- Problem:
Write out the records word for word, with no pictures.

[Begin Data shown]

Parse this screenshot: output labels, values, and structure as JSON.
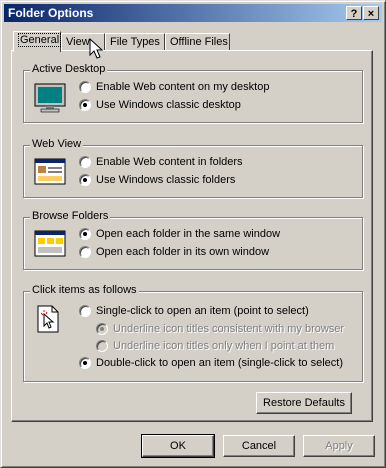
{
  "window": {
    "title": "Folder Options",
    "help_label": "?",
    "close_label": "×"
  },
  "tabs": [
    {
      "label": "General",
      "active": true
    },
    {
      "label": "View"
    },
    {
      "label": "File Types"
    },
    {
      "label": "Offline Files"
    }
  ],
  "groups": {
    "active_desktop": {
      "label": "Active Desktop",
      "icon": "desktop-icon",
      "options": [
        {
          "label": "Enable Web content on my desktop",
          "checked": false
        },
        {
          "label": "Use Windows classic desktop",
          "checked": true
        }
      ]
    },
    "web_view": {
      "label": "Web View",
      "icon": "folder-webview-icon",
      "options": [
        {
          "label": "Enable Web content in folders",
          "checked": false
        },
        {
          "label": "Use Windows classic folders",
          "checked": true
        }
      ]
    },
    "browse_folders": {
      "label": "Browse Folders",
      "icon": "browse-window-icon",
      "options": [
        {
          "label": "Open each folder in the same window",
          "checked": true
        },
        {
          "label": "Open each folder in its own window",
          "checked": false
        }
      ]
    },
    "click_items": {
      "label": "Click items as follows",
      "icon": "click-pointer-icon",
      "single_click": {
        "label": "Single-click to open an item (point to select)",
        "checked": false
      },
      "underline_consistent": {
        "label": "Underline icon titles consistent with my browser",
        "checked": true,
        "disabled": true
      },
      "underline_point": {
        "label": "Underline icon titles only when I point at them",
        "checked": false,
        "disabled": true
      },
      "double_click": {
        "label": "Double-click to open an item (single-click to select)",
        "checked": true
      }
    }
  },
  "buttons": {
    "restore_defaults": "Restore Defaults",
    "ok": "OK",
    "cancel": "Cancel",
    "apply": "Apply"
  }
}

[End Data shown]

- Exercise response:
Parse this screenshot: output labels, values, and structure as JSON.
{
  "window": {
    "title": "Folder Options",
    "help_label": "?",
    "close_label": "×"
  },
  "tabs": [
    {
      "label": "General",
      "active": true
    },
    {
      "label": "View"
    },
    {
      "label": "File Types"
    },
    {
      "label": "Offline Files"
    }
  ],
  "groups": {
    "active_desktop": {
      "label": "Active Desktop",
      "icon": "desktop-icon",
      "options": [
        {
          "label": "Enable Web content on my desktop",
          "checked": false
        },
        {
          "label": "Use Windows classic desktop",
          "checked": true
        }
      ]
    },
    "web_view": {
      "label": "Web View",
      "icon": "folder-webview-icon",
      "options": [
        {
          "label": "Enable Web content in folders",
          "checked": false
        },
        {
          "label": "Use Windows classic folders",
          "checked": true
        }
      ]
    },
    "browse_folders": {
      "label": "Browse Folders",
      "icon": "browse-window-icon",
      "options": [
        {
          "label": "Open each folder in the same window",
          "checked": true
        },
        {
          "label": "Open each folder in its own window",
          "checked": false
        }
      ]
    },
    "click_items": {
      "label": "Click items as follows",
      "icon": "click-pointer-icon",
      "single_click": {
        "label": "Single-click to open an item (point to select)",
        "checked": false
      },
      "underline_consistent": {
        "label": "Underline icon titles consistent with my browser",
        "checked": true,
        "disabled": true
      },
      "underline_point": {
        "label": "Underline icon titles only when I point at them",
        "checked": false,
        "disabled": true
      },
      "double_click": {
        "label": "Double-click to open an item (single-click to select)",
        "checked": true
      }
    }
  },
  "buttons": {
    "restore_defaults": "Restore Defaults",
    "ok": "OK",
    "cancel": "Cancel",
    "apply": "Apply"
  }
}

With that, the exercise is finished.